◆ **Direction**: Pull out every line below that contains the word "Mathematik".

* Begin *

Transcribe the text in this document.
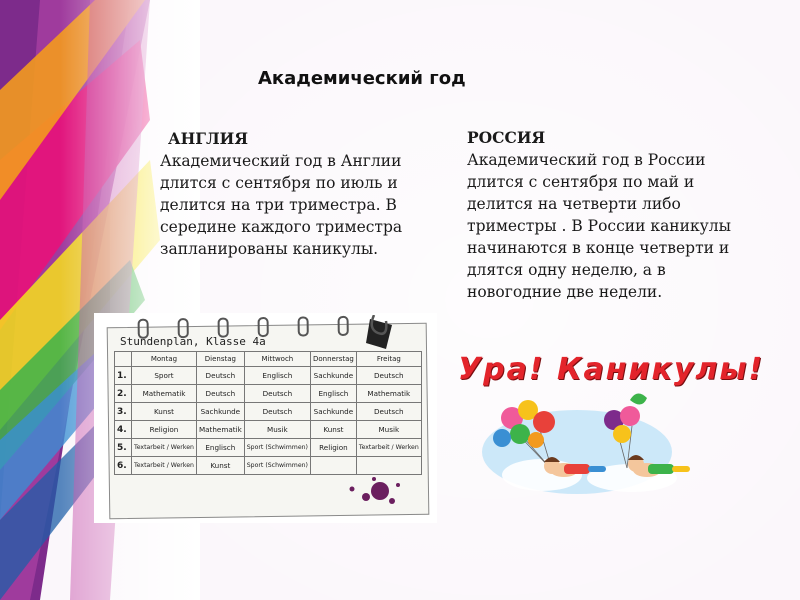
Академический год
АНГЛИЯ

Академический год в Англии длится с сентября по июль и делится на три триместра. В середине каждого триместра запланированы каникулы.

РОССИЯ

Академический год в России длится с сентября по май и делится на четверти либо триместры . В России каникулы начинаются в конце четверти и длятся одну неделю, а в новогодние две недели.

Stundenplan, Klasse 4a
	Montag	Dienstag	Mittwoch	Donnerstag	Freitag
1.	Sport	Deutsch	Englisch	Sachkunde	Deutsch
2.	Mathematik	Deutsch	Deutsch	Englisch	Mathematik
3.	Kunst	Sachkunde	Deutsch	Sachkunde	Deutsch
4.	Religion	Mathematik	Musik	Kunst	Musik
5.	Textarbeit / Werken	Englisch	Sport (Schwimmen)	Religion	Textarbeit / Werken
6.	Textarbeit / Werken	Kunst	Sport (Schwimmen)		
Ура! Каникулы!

* End *
* Begin *

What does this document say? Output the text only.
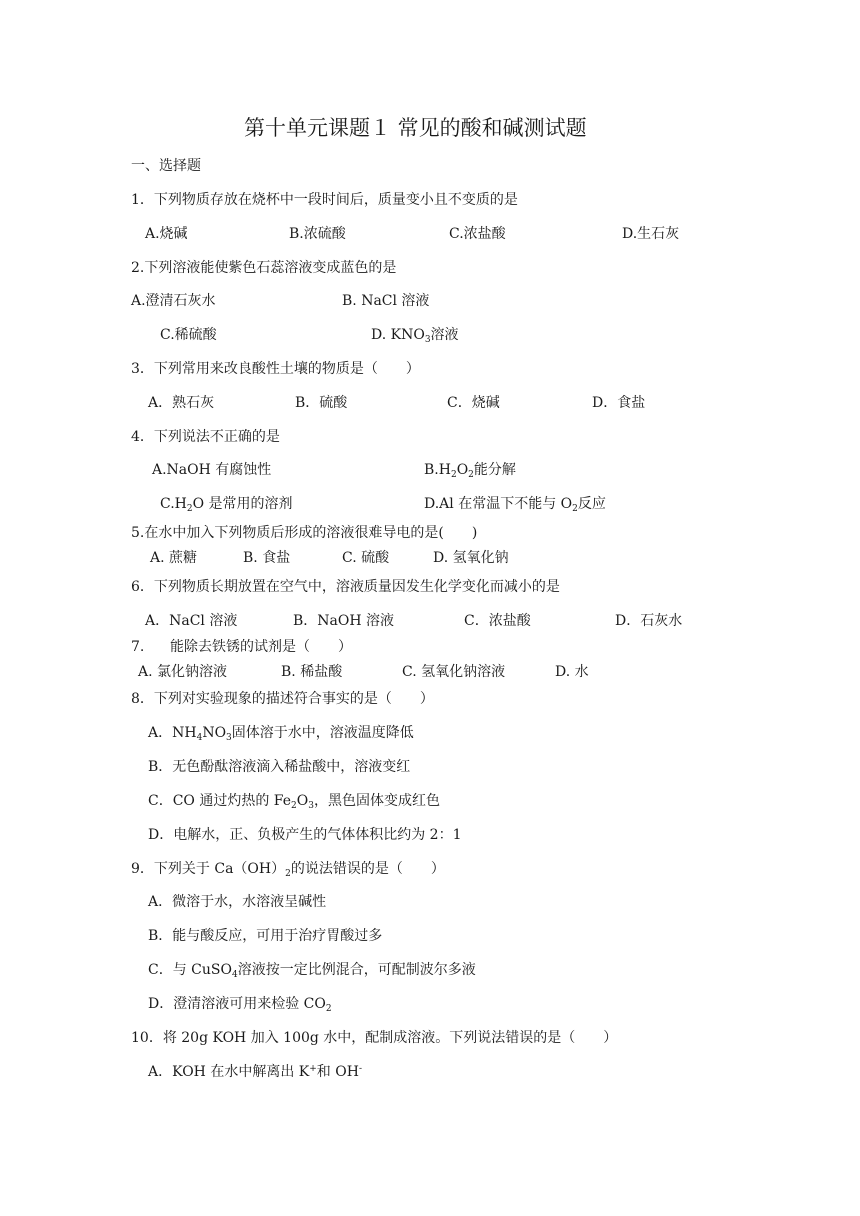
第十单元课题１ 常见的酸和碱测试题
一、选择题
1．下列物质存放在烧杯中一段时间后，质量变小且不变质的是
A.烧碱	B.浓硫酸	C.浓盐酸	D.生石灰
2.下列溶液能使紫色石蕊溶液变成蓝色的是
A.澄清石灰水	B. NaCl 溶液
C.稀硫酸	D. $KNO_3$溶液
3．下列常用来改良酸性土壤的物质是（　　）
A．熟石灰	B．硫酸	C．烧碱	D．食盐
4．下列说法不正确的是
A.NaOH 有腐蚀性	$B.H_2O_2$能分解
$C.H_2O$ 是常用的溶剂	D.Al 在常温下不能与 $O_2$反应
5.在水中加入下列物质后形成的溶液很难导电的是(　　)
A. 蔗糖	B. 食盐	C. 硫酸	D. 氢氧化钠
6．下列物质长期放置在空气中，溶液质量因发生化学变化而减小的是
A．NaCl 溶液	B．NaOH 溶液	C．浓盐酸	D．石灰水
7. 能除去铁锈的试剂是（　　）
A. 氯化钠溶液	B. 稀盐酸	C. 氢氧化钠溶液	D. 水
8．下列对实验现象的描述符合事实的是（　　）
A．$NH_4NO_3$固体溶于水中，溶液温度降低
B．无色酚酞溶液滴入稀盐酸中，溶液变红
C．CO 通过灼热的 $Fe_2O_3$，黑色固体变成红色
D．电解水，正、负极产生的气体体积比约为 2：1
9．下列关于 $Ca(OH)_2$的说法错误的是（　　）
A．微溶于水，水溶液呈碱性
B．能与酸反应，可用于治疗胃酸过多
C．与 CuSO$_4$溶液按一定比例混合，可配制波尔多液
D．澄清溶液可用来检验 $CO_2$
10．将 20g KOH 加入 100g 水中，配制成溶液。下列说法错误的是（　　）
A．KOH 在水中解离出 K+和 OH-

* End *

◆ **Response to this task**:
2.	Mathematik	Deutsch	Deutsch	Englisch	Mathematik
4.	Religion	Mathematik	Musik	Kunst	Musik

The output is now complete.